EXTRACTED INFORMATION:
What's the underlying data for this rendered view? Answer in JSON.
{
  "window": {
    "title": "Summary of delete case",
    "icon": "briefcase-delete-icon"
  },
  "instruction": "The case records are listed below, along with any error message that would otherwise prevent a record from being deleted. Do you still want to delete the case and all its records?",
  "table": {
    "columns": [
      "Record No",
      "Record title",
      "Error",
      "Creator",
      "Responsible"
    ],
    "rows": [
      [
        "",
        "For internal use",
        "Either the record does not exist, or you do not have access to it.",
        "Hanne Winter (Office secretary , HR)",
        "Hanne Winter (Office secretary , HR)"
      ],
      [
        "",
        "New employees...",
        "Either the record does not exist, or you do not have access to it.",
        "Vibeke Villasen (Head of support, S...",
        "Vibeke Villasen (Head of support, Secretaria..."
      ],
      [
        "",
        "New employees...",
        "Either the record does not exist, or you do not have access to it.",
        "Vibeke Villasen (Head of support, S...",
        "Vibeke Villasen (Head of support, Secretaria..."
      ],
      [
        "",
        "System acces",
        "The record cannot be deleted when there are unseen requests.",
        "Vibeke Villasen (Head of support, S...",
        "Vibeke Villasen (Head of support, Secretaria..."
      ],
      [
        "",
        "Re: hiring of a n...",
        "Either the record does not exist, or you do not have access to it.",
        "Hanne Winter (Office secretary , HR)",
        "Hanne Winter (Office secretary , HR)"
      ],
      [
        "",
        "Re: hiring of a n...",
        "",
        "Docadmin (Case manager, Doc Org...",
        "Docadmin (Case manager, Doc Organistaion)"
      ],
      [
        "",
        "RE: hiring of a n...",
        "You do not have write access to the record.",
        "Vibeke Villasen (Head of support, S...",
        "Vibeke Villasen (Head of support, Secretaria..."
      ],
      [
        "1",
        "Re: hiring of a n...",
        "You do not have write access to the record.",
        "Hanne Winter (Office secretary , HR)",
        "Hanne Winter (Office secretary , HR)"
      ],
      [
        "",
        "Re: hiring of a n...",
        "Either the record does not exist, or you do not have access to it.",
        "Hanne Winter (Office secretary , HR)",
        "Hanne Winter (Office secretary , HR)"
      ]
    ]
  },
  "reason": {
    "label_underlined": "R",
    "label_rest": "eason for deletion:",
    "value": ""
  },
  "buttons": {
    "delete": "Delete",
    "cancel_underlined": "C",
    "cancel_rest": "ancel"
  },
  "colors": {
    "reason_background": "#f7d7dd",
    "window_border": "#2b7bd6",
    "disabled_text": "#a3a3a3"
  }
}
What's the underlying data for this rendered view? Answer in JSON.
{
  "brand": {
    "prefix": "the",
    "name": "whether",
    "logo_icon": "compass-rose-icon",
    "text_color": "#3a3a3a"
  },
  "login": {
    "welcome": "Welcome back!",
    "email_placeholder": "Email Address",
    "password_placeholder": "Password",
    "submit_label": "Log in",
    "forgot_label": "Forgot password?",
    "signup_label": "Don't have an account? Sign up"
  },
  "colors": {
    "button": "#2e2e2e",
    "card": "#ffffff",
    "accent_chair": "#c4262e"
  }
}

AIM: Exactly as shown, repeat every record.

SOLUTION TO THIS PROBLEM:
What's the underlying data for this rendered view? Answer in JSON.
{
  "window": {
    "title": "Summary of delete case",
    "icon": "briefcase-delete-icon"
  },
  "instruction": "The case records are listed below, along with any error message that would otherwise prevent a record from being deleted. Do you still want to delete the case and all its records?",
  "table": {
    "columns": [
      "Record No",
      "Record title",
      "Error",
      "Creator",
      "Responsible"
    ],
    "rows": [
      [
        "",
        "For internal use",
        "Either the record does not exist, or you do not have access to it.",
        "Hanne Winter (Office secretary , HR)",
        "Hanne Winter (Office secretary , HR)"
      ],
      [
        "",
        "New employees...",
        "Either the record does not exist, or you do not have access to it.",
        "Vibeke Villasen (Head of support, S...",
        "Vibeke Villasen (Head of support, Secretaria..."
      ],
      [
        "",
        "New employees...",
        "Either the record does not exist, or you do not have access to it.",
        "Vibeke Villasen (Head of support, S...",
        "Vibeke Villasen (Head of support, Secretaria..."
      ],
      [
        "",
        "System acces",
        "The record cannot be deleted when there are unseen requests.",
        "Vibeke Villasen (Head of support, S...",
        "Vibeke Villasen (Head of support, Secretaria..."
      ],
      [
        "",
        "Re: hiring of a n...",
        "Either the record does not exist, or you do not have access to it.",
        "Hanne Winter (Office secretary , HR)",
        "Hanne Winter (Office secretary , HR)"
      ],
      [
        "",
        "Re: hiring of a n...",
        "",
        "Docadmin (Case manager, Doc Org...",
        "Docadmin (Case manager, Doc Organistaion)"
      ],
      [
        "",
        "RE: hiring of a n...",
        "You do not have write access to the record.",
        "Vibeke Villasen (Head of support, S...",
        "Vibeke Villasen (Head of support, Secretaria..."
      ],
      [
        "1",
        "Re: hiring of a n...",
        "You do not have write access to the record.",
        "Hanne Winter (Office secretary , HR)",
        "Hanne Winter (Office secretary , HR)"
      ],
      [
        "",
        "Re: hiring of a n...",
        "Either the record does not exist, or you do not have access to it.",
        "Hanne Winter (Office secretary , HR)",
        "Hanne Winter (Office secretary , HR)"
      ]
    ]
  },
  "reason": {
    "label_underlined": "R",
    "label_rest": "eason for deletion:",
    "value": ""
  },
  "buttons": {
    "delete": "Delete",
    "cancel_underlined": "C",
    "cancel_rest": "ancel"
  },
  "colors": {
    "reason_background": "#f7d7dd",
    "window_border": "#2b7bd6",
    "disabled_text": "#a3a3a3"
  }
}
What's the underlying data for this rendered view? Answer in JSON.
{
  "brand": {
    "prefix": "the",
    "name": "whether",
    "logo_icon": "compass-rose-icon",
    "text_color": "#3a3a3a"
  },
  "login": {
    "welcome": "Welcome back!",
    "email_placeholder": "Email Address",
    "password_placeholder": "Password",
    "submit_label": "Log in",
    "forgot_label": "Forgot password?",
    "signup_label": "Don't have an account? Sign up"
  },
  "colors": {
    "button": "#2e2e2e",
    "card": "#ffffff",
    "accent_chair": "#c4262e"
  }
}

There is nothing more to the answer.